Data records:
## start

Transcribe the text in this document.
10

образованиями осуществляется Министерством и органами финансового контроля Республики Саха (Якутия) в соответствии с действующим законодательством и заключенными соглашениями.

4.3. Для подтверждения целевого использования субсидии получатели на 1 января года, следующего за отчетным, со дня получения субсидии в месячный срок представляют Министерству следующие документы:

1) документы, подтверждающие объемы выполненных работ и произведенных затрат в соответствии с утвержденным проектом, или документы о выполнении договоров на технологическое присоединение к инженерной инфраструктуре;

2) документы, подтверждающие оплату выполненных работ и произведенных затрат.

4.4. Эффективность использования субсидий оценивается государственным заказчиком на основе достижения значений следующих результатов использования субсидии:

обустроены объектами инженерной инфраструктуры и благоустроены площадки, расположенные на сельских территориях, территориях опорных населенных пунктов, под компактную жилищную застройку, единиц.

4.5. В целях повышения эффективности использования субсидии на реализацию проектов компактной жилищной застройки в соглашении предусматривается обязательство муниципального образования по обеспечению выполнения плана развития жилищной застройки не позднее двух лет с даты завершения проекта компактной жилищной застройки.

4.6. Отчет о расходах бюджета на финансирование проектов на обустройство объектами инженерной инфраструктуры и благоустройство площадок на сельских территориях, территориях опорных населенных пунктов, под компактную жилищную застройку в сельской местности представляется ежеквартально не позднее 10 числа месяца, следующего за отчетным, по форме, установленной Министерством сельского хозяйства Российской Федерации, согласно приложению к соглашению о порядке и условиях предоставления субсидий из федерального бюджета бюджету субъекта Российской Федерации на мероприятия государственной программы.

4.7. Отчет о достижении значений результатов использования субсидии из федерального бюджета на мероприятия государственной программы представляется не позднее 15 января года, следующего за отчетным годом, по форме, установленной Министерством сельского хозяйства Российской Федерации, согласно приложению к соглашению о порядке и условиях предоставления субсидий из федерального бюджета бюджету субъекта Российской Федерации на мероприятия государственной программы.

## end

* _Exercise description_
Return the lines above exactly, keeping every word.

* _Answer_
Transcribe the text in this document.
10

образованиями осуществляется Министерством и органами финансового контроля Республики Саха (Якутия) в соответствии с действующим законодательством и заключенными соглашениями.

4.3. Для подтверждения целевого использования субсидии получатели на 1 января года, следующего за отчетным, со дня получения субсидии в месячный срок представляют Министерству следующие документы:

1) документы, подтверждающие объемы выполненных работ и произведенных затрат в соответствии с утвержденным проектом, или документы о выполнении договоров на технологическое присоединение к инженерной инфраструктуре;

2) документы, подтверждающие оплату выполненных работ и произведенных затрат.

4.4. Эффективность использования субсидий оценивается государственным заказчиком на основе достижения значений следующих результатов использования субсидии:

обустроены объектами инженерной инфраструктуры и благоустроены площадки, расположенные на сельских территориях, территориях опорных населенных пунктов, под компактную жилищную застройку, единиц.

4.5. В целях повышения эффективности использования субсидии на реализацию проектов компактной жилищной застройки в соглашении предусматривается обязательство муниципального образования по обеспечению выполнения плана развития жилищной застройки не позднее двух лет с даты завершения проекта компактной жилищной застройки.

4.6. Отчет о расходах бюджета на финансирование проектов на обустройство объектами инженерной инфраструктуры и благоустройство площадок на сельских территориях, территориях опорных населенных пунктов, под компактную жилищную застройку в сельской местности представляется ежеквартально не позднее 10 числа месяца, следующего за отчетным, по форме, установленной Министерством сельского хозяйства Российской Федерации, согласно приложению к соглашению о порядке и условиях предоставления субсидий из федерального бюджета бюджету субъекта Российской Федерации на мероприятия государственной программы.

4.7. Отчет о достижении значений результатов использования субсидии из федерального бюджета на мероприятия государственной программы представляется не позднее 15 января года, следующего за отчетным годом, по форме, установленной Министерством сельского хозяйства Российской Федерации, согласно приложению к соглашению о порядке и условиях предоставления субсидий из федерального бюджета бюджету субъекта Российской Федерации на мероприятия государственной программы.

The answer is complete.